======== Supplied material ========

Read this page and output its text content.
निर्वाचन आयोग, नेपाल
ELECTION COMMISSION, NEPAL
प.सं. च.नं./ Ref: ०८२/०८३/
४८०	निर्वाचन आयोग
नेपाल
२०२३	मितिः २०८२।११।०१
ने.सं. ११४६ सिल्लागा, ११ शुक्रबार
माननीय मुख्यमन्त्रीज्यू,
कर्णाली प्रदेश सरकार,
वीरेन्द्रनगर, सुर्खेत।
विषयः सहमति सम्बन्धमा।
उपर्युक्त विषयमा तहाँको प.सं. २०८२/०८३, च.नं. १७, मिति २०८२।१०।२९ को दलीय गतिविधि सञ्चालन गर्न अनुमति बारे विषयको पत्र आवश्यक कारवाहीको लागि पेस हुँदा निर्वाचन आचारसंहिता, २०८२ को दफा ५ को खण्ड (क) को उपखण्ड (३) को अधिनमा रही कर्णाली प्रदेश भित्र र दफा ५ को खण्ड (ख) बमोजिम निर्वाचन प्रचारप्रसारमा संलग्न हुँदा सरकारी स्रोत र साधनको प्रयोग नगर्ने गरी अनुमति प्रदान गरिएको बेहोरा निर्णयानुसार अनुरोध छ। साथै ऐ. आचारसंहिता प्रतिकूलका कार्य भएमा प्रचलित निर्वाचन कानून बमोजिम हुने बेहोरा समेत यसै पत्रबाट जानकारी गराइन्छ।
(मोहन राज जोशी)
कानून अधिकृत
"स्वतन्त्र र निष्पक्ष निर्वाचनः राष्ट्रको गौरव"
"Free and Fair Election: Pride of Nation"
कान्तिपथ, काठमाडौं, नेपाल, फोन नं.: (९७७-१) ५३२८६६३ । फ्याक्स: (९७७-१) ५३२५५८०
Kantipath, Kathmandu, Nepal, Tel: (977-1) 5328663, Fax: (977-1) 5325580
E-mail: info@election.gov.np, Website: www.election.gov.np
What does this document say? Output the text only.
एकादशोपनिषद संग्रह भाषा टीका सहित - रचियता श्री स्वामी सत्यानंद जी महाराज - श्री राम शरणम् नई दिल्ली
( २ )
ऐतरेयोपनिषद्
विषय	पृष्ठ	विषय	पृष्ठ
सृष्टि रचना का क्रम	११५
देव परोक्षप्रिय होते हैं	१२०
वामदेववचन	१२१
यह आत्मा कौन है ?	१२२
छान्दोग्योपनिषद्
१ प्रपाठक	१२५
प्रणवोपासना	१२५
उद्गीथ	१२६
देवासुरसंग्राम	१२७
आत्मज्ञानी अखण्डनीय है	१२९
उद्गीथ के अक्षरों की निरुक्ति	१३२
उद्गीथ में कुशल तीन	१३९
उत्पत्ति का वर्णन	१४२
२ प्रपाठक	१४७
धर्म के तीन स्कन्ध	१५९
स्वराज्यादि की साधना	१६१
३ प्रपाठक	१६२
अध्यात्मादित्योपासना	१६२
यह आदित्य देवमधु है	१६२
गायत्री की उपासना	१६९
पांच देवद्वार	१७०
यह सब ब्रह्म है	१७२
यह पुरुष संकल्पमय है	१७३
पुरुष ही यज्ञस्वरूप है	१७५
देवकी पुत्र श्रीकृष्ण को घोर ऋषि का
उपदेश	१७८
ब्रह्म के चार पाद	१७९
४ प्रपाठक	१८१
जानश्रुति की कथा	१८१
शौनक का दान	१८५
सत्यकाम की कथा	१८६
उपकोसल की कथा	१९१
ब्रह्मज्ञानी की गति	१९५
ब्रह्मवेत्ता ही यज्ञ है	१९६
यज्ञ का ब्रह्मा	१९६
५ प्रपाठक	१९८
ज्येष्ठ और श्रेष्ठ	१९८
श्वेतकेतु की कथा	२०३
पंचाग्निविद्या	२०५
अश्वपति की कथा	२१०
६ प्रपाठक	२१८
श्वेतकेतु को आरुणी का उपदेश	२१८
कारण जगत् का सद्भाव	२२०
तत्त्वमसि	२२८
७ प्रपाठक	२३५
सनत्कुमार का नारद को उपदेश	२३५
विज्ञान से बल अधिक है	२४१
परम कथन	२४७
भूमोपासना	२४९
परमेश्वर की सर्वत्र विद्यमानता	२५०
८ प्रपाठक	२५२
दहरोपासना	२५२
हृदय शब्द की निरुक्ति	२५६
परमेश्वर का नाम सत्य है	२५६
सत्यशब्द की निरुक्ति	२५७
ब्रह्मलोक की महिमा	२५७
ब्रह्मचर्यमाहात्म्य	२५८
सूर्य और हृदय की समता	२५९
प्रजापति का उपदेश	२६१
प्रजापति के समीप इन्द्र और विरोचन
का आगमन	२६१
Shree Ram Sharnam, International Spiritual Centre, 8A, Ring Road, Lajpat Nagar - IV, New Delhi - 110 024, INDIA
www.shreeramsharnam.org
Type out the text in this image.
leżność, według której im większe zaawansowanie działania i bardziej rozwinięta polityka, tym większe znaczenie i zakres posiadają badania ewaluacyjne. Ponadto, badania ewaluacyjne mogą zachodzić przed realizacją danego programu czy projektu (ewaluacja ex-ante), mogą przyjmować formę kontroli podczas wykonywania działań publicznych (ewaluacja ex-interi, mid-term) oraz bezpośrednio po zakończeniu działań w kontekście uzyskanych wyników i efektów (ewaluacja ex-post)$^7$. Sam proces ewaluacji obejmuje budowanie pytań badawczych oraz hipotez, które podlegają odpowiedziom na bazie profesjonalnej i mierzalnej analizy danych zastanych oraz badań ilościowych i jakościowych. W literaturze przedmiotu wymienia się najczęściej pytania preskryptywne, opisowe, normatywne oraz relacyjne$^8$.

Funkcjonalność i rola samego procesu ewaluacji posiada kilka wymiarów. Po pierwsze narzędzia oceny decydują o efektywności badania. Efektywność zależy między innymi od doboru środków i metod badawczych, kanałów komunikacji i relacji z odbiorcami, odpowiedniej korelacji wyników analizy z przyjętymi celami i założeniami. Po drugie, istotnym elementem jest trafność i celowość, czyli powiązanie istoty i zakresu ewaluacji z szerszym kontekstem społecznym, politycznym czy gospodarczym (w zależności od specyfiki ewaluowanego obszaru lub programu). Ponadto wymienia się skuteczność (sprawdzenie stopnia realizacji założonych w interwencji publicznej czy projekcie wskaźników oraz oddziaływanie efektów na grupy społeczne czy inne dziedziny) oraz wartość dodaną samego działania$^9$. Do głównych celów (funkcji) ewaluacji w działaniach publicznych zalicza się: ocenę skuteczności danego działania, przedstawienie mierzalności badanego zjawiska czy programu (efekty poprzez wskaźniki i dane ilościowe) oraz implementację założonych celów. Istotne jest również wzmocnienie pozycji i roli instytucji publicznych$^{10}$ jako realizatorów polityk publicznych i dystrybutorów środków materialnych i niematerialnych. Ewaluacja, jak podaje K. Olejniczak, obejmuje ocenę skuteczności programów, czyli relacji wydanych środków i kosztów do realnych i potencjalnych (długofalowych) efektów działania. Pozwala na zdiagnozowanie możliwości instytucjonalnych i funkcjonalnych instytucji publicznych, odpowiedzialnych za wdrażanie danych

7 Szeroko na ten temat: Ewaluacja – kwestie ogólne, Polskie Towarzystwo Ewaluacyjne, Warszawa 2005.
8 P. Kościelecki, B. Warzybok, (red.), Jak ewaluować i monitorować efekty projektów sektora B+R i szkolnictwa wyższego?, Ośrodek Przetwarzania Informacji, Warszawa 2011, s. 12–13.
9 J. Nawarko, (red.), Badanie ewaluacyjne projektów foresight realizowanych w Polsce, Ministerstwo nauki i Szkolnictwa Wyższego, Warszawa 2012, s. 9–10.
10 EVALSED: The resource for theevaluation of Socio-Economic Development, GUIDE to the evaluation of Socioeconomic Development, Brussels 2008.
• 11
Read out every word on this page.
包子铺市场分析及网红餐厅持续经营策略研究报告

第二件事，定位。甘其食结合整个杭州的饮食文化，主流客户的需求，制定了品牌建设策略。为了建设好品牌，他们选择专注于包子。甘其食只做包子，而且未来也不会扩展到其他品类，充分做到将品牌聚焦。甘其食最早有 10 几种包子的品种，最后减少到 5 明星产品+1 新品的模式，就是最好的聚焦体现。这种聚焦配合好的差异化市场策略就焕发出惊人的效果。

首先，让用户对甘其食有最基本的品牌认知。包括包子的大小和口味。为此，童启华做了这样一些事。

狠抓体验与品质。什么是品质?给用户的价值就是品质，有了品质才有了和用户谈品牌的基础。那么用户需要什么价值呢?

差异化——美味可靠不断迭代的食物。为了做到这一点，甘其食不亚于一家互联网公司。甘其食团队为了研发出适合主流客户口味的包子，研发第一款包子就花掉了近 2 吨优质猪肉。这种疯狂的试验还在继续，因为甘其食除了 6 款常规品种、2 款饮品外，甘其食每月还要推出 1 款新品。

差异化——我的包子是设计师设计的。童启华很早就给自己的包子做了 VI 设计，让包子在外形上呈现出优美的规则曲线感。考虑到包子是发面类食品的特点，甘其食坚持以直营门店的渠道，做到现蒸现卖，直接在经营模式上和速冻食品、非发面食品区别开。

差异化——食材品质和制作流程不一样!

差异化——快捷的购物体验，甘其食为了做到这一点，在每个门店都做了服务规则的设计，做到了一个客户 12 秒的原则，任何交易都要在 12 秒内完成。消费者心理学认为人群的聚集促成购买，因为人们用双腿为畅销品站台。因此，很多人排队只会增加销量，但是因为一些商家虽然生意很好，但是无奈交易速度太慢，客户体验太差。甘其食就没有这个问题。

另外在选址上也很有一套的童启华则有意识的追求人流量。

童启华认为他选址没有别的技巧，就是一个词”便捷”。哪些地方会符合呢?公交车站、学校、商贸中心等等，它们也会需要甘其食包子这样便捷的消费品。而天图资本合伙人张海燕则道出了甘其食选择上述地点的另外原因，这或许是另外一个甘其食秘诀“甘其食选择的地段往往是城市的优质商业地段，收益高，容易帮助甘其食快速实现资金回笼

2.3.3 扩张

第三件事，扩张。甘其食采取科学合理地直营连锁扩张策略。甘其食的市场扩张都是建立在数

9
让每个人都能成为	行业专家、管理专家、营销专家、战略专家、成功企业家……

========

Instruction: Find the lines above that include the string "efekty" and copy them.

Written response:
Funkcjonalność i rola samego procesu ewaluacji posiada kilka wymiarów. Po pierwsze narzędzia oceny decydują o efektywności badania. Efektywność zależy między innymi od doboru środków i metod badawczych, kanałów komunikacji i relacji z odbiorcami, odpowiedniej korelacji wyników analizy z przyjętymi celami i założeniami. Po drugie, istotnym elementem jest trafność i celowość, czyli powiązanie istoty i zakresu ewaluacji z szerszym kontekstem społecznym, politycznym czy gospodarczym (w zależności od specyfiki ewaluowanego obszaru lub programu). Ponadto wymienia się skuteczność (sprawdzenie stopnia realizacji założonych w interwencji publicznej czy projekcie wskaźników oraz oddziaływanie efektów na grupy społeczne czy inne dziedziny) oraz wartość dodaną samego działania$^9$. Do głównych celów (funkcji) ewaluacji w działaniach publicznych zalicza się: ocenę skuteczności danego działania, przedstawienie mierzalności badanego zjawiska czy programu (efekty poprzez wskaźniki i dane ilościowe) oraz implementację założonych celów. Istotne jest również wzmocnienie pozycji i roli instytucji publicznych$^{10}$ jako realizatorów polityk publicznych i dystrybutorów środków materialnych i niematerialnych. Ewaluacja, jak podaje K. Olejniczak, obejmuje ocenę skuteczności programów, czyli relacji wydanych środków i kosztów do realnych i potencjalnych (długofalowych) efektów działania. Pozwala na zdiagnozowanie możliwości instytucjonalnych i funkcjonalnych instytucji publicznych, odpowiedzialnych za wdrażanie danych
8 P. Kościelecki, B. Warzybok, (red.), Jak ewaluować i monitorować efekty projektów sektora B+R i szkolnictwa wyższego?, Ośrodek Przetwarzania Informacji, Warszawa 2011, s. 12–13.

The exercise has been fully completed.